[start]

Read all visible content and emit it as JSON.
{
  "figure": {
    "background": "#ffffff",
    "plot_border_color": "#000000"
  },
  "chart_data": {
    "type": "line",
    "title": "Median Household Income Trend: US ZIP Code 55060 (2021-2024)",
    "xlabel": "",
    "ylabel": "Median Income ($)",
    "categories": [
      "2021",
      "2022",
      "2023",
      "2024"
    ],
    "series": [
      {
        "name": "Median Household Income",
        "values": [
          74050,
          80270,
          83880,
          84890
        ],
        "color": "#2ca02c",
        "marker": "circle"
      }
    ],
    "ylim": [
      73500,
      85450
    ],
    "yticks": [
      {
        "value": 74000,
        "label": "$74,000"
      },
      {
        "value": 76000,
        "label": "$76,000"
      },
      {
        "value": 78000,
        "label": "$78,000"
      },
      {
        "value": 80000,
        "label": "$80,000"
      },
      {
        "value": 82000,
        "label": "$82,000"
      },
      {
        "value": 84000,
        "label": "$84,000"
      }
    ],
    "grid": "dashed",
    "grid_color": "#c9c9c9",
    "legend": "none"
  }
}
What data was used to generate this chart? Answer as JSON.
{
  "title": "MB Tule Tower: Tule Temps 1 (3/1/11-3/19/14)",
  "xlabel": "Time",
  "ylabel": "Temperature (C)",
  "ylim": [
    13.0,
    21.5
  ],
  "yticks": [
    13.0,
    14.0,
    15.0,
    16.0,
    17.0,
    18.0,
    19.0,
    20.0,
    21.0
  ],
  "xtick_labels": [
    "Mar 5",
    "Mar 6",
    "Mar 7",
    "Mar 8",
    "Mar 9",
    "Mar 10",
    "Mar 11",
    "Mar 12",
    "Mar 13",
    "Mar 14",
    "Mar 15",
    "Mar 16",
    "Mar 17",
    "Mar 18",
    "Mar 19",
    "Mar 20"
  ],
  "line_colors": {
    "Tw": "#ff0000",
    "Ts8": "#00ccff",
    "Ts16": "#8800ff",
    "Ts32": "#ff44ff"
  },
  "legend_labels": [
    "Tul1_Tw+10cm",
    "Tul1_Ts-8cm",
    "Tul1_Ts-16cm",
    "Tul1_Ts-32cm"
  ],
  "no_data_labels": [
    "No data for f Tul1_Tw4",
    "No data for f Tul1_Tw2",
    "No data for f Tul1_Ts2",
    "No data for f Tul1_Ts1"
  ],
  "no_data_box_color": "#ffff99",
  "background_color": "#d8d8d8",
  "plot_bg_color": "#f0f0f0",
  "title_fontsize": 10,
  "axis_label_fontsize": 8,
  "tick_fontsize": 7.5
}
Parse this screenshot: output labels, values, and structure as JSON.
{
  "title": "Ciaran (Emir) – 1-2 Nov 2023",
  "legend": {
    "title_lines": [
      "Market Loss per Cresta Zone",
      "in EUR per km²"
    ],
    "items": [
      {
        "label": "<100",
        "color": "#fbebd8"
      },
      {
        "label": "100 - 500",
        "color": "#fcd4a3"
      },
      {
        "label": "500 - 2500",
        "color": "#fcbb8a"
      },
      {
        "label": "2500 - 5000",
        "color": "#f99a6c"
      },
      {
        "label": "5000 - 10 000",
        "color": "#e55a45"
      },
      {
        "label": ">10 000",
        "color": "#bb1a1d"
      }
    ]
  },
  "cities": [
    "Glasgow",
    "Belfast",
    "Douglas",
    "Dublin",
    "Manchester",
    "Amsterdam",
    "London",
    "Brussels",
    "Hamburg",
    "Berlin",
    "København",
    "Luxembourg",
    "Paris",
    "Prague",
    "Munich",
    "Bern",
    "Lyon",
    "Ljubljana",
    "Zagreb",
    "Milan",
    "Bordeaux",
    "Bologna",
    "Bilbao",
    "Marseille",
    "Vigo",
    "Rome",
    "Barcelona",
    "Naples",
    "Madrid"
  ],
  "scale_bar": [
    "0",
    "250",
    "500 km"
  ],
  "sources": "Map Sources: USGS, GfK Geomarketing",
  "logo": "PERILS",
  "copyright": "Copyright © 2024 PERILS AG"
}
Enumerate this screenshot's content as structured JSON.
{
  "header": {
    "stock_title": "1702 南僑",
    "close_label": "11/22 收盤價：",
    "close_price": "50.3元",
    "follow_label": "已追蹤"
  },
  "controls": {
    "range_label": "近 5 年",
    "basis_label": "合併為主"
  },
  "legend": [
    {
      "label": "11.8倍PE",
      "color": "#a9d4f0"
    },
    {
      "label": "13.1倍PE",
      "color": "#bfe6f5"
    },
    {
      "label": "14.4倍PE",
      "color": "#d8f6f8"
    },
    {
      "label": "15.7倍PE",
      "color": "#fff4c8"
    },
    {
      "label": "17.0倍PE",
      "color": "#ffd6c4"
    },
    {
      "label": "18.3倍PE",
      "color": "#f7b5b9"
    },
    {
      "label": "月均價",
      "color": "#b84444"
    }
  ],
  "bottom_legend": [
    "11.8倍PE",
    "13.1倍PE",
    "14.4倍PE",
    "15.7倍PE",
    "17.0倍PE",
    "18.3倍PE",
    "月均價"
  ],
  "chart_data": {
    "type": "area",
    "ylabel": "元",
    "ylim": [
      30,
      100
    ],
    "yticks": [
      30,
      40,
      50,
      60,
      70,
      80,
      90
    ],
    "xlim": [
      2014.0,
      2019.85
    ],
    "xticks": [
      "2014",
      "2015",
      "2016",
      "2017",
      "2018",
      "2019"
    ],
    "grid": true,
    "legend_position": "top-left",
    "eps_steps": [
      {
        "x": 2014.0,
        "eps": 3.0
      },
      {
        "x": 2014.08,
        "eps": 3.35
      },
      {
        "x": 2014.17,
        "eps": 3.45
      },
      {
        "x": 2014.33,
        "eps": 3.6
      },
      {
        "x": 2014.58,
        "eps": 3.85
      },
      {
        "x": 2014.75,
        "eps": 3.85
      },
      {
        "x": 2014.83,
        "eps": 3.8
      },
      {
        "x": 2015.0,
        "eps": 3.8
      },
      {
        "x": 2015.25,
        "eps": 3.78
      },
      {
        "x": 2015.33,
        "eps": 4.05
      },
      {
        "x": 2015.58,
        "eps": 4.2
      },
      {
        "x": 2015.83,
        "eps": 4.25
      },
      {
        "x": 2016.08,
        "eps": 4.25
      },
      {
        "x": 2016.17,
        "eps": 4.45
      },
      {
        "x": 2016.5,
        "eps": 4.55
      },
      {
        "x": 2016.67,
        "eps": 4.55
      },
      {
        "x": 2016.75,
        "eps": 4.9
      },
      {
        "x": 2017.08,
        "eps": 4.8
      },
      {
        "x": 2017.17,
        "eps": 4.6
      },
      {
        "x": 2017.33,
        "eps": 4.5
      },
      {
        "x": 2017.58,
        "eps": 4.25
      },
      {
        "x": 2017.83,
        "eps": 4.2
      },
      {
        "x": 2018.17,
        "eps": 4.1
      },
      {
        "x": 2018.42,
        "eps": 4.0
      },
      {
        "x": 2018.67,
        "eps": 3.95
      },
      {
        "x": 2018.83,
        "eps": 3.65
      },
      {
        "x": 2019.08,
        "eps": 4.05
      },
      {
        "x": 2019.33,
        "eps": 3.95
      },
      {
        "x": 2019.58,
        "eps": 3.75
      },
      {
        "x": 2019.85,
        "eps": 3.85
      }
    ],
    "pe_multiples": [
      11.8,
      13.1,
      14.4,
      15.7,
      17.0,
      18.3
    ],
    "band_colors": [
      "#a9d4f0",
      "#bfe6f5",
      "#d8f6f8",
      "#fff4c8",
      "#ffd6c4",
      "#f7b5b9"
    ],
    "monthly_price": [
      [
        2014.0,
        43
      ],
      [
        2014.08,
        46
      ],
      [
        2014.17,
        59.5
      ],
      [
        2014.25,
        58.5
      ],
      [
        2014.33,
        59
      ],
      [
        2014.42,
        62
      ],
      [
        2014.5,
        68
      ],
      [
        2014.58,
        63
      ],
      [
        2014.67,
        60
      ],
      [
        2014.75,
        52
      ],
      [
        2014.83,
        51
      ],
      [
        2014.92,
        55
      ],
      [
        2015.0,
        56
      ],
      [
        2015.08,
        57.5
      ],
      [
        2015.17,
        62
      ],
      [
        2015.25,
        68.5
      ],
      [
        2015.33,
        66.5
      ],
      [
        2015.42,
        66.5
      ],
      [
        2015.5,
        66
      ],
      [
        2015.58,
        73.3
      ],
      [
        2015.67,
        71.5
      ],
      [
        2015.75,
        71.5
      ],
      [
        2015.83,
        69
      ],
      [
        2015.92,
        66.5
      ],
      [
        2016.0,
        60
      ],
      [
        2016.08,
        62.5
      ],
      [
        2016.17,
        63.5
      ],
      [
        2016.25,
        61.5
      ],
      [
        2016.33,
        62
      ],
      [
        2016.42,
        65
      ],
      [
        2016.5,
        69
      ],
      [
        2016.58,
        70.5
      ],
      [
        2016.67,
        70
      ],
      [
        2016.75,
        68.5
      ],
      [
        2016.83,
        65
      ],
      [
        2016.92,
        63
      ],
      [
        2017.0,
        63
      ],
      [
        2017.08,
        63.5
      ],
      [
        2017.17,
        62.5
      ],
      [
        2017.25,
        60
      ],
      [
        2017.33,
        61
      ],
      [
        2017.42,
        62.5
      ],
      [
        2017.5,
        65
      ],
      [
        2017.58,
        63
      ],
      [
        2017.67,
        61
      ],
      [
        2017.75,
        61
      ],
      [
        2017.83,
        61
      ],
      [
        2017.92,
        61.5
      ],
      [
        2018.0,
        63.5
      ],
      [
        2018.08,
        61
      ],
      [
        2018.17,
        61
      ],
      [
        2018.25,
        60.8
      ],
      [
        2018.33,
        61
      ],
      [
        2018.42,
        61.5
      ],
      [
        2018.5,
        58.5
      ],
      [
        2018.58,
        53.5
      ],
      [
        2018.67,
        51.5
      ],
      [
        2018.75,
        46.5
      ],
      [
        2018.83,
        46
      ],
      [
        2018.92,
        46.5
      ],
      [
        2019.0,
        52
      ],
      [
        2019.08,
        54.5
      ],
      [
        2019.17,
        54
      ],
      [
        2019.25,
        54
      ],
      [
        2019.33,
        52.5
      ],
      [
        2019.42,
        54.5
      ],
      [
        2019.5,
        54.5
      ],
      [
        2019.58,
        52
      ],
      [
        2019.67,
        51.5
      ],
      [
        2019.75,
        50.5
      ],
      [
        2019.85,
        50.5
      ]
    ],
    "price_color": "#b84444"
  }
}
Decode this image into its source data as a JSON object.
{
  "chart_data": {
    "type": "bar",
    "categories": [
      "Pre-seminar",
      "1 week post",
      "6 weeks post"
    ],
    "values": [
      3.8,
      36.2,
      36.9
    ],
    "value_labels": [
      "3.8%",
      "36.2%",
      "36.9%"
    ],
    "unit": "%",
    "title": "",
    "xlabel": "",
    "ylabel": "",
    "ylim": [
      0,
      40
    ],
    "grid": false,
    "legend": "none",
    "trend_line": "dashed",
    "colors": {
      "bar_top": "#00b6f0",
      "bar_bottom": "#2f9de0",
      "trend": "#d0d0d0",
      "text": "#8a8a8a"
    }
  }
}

[end]

## Exercise prompt
Copy out the lines from the line containing "Decode this image" to the end of the listing above, without alteration.

## Exercise result
Decode this image into its source data as a JSON object.
{
  "chart_data": {
    "type": "bar",
    "categories": [
      "Pre-seminar",
      "1 week post",
      "6 weeks post"
    ],
    "values": [
      3.8,
      36.2,
      36.9
    ],
    "value_labels": [
      "3.8%",
      "36.2%",
      "36.9%"
    ],
    "unit": "%",
    "title": "",
    "xlabel": "",
    "ylabel": "",
    "ylim": [
      0,
      40
    ],
    "grid": false,
    "legend": "none",
    "trend_line": "dashed",
    "colors": {
      "bar_top": "#00b6f0",
      "bar_bottom": "#2f9de0",
      "trend": "#d0d0d0",
      "text": "#8a8a8a"
    }
  }
}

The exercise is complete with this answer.